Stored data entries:
╭──
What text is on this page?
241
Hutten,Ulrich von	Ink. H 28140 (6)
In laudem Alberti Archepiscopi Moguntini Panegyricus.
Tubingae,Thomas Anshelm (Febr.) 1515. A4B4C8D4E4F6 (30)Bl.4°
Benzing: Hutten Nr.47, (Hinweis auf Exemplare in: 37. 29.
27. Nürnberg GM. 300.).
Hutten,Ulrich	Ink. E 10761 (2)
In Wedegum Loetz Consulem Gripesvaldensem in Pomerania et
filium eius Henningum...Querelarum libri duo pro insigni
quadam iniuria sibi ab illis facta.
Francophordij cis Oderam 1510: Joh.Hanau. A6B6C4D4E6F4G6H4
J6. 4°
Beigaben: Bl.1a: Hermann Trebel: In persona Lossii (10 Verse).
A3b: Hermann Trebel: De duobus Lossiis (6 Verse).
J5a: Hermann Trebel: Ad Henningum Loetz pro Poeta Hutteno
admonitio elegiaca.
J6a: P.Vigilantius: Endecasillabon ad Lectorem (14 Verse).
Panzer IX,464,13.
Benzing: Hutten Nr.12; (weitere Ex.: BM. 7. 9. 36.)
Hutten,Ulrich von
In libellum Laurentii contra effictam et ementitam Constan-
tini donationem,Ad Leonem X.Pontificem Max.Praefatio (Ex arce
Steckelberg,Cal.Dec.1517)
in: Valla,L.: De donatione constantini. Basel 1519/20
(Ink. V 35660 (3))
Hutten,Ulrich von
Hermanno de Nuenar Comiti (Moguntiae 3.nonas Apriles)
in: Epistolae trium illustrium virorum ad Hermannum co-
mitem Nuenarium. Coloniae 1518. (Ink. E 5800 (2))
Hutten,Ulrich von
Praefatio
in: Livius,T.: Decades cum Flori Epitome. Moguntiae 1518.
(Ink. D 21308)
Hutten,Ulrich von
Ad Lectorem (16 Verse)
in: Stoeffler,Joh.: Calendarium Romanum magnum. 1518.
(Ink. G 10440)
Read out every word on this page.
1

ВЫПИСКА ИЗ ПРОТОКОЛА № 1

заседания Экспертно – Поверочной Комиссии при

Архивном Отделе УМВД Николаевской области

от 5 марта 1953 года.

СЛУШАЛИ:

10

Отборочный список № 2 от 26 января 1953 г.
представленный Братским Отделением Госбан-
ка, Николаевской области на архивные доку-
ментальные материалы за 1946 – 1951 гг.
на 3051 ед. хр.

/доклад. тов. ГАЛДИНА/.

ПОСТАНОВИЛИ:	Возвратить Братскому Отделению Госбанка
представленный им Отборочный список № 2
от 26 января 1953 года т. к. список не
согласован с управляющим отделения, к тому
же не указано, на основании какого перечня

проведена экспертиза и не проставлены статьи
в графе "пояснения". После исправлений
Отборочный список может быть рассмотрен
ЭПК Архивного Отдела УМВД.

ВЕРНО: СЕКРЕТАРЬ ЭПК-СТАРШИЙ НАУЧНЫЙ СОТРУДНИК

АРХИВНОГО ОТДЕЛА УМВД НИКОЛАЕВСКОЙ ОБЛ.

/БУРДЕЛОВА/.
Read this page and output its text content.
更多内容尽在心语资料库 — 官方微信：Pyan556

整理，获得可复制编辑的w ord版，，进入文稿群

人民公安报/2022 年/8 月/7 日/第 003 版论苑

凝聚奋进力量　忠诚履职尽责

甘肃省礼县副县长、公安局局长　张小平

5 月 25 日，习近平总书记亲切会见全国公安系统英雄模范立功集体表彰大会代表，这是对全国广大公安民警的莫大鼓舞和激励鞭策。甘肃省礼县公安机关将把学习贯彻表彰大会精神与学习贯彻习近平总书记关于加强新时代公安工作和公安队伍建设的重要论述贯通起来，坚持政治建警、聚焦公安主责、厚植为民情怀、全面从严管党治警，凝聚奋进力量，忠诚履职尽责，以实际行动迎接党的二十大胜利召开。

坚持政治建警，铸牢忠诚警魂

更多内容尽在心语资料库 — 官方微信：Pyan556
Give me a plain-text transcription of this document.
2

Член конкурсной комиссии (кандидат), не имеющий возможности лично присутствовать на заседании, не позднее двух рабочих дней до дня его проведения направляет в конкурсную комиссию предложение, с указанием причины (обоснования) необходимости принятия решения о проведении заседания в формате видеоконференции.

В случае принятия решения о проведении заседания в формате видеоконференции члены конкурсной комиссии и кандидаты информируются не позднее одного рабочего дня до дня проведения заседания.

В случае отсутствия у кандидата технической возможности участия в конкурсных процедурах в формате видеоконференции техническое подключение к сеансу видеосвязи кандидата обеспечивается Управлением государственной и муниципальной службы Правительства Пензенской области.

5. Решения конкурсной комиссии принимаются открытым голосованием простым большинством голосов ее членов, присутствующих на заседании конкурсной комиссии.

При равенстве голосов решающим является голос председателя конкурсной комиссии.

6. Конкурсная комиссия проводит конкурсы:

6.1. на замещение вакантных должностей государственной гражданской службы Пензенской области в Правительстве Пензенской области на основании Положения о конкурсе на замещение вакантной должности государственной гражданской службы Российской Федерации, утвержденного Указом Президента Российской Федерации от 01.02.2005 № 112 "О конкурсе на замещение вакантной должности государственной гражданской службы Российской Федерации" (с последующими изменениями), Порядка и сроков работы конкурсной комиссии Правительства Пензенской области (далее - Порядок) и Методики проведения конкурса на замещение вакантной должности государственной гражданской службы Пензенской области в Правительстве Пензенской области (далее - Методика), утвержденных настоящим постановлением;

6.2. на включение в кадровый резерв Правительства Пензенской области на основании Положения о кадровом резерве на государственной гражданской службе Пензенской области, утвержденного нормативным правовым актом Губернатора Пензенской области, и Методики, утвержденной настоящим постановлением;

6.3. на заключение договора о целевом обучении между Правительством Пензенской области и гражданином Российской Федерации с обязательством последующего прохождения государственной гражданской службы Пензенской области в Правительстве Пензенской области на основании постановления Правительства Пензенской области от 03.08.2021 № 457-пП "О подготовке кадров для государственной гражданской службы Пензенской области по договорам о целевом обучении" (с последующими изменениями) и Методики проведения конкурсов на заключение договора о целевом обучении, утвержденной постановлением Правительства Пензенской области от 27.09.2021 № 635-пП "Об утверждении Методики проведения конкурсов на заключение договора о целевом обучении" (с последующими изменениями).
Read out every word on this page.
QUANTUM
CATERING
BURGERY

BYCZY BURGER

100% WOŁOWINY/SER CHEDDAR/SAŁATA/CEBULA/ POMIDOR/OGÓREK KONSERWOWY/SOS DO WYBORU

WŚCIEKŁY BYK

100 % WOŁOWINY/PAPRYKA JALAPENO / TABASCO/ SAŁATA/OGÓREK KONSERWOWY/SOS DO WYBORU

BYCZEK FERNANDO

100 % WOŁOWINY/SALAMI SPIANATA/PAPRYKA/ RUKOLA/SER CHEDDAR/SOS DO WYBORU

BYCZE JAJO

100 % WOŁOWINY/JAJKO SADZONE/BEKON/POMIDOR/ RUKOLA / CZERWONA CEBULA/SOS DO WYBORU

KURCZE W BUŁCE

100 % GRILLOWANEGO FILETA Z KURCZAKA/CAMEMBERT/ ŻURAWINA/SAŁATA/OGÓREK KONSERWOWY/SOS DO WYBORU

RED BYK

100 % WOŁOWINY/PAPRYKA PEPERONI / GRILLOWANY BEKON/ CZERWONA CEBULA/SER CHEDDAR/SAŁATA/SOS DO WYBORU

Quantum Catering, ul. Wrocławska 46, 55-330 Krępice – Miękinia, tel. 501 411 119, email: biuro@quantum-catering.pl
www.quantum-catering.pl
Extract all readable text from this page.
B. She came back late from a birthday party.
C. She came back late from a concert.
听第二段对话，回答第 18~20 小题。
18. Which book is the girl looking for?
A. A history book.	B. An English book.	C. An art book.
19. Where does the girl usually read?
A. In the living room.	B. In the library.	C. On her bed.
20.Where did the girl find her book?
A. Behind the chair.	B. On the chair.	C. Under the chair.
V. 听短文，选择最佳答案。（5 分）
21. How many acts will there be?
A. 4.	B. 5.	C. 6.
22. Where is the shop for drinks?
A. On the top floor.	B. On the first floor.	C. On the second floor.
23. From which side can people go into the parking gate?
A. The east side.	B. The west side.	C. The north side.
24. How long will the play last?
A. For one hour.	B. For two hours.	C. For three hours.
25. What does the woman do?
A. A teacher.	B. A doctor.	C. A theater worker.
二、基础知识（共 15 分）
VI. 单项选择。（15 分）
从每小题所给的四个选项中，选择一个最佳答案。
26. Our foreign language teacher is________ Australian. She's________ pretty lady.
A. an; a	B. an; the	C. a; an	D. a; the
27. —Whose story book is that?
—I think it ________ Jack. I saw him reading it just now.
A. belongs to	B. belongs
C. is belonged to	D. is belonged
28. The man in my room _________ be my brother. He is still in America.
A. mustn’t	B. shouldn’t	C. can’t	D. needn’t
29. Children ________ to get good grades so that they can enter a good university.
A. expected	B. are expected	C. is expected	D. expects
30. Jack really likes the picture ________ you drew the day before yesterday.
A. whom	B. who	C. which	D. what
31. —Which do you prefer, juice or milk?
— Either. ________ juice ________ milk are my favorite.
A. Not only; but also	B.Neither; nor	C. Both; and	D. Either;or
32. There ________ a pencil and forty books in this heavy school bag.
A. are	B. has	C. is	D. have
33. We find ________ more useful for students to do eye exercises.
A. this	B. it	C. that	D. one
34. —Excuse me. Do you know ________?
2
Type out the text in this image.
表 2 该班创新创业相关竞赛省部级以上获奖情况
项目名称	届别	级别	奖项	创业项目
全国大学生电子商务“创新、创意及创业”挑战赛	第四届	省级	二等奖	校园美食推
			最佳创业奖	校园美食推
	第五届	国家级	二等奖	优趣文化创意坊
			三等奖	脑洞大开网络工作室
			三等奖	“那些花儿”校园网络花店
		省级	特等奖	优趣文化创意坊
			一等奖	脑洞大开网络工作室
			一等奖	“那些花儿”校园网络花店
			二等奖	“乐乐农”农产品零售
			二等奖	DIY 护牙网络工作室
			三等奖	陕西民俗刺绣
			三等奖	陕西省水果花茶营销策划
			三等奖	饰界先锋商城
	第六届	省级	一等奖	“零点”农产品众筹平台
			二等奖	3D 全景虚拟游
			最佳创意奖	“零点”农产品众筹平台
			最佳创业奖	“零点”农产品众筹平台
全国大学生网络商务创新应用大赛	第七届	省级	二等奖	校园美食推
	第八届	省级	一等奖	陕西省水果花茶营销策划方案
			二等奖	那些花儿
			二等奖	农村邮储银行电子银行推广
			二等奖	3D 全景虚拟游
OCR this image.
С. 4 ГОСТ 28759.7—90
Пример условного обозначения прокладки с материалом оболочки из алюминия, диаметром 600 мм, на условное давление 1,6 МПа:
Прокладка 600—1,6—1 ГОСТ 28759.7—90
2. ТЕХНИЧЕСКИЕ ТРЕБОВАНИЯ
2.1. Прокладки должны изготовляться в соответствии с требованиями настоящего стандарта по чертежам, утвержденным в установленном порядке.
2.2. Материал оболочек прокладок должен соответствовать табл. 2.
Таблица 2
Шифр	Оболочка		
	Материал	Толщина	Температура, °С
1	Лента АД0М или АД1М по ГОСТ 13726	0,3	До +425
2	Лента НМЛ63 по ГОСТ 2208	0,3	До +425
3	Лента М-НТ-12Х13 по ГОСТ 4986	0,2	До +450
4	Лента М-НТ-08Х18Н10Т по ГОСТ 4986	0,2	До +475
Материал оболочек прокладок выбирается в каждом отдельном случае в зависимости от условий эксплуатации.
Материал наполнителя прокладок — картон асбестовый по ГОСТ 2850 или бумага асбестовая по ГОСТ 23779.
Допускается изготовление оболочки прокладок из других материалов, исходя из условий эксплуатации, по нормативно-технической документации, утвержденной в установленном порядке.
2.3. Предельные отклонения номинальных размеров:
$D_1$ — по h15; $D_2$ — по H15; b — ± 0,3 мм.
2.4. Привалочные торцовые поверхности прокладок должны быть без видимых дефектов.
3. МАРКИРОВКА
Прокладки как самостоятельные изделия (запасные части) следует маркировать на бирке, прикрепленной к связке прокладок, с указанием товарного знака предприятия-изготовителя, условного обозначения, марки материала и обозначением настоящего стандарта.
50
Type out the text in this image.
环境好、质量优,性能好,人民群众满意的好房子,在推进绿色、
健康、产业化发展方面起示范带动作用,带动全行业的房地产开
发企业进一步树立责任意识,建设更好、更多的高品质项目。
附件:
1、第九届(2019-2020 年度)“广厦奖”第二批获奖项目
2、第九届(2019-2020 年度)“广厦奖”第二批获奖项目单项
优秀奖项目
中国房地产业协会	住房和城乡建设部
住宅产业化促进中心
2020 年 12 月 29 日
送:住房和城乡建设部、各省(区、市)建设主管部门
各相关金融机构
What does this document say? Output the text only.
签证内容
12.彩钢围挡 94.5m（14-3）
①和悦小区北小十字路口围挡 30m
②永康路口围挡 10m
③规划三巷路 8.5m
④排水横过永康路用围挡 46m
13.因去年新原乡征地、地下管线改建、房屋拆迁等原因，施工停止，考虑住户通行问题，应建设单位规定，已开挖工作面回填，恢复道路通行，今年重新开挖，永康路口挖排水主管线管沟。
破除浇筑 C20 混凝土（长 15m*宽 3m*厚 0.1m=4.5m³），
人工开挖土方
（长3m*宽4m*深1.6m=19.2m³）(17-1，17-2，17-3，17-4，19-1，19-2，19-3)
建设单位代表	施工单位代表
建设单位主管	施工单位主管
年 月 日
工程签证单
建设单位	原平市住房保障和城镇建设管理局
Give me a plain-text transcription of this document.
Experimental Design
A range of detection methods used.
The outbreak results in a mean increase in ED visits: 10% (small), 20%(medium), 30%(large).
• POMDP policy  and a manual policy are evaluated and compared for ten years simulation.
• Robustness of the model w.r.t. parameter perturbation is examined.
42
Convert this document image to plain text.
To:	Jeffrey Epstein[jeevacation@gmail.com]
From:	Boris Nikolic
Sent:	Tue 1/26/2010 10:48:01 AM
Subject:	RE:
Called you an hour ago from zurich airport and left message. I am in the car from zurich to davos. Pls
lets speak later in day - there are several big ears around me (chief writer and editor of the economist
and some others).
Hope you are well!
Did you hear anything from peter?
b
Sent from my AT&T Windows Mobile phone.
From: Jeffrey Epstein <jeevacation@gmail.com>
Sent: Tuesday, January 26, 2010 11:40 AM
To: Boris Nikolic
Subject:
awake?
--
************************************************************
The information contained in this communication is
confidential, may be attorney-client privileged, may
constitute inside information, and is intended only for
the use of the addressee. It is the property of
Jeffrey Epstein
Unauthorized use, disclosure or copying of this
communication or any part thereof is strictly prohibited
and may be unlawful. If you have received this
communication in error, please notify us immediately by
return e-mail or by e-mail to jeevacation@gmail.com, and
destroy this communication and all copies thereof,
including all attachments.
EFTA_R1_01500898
╰──
Given request: Using the records above, gather all lines where the string "document" is present.

Correct answer:
Give me a plain-text transcription of this document.
What does this document say? Output the text only.
Give me a plain-text transcription of this document.
Convert this document image to plain text.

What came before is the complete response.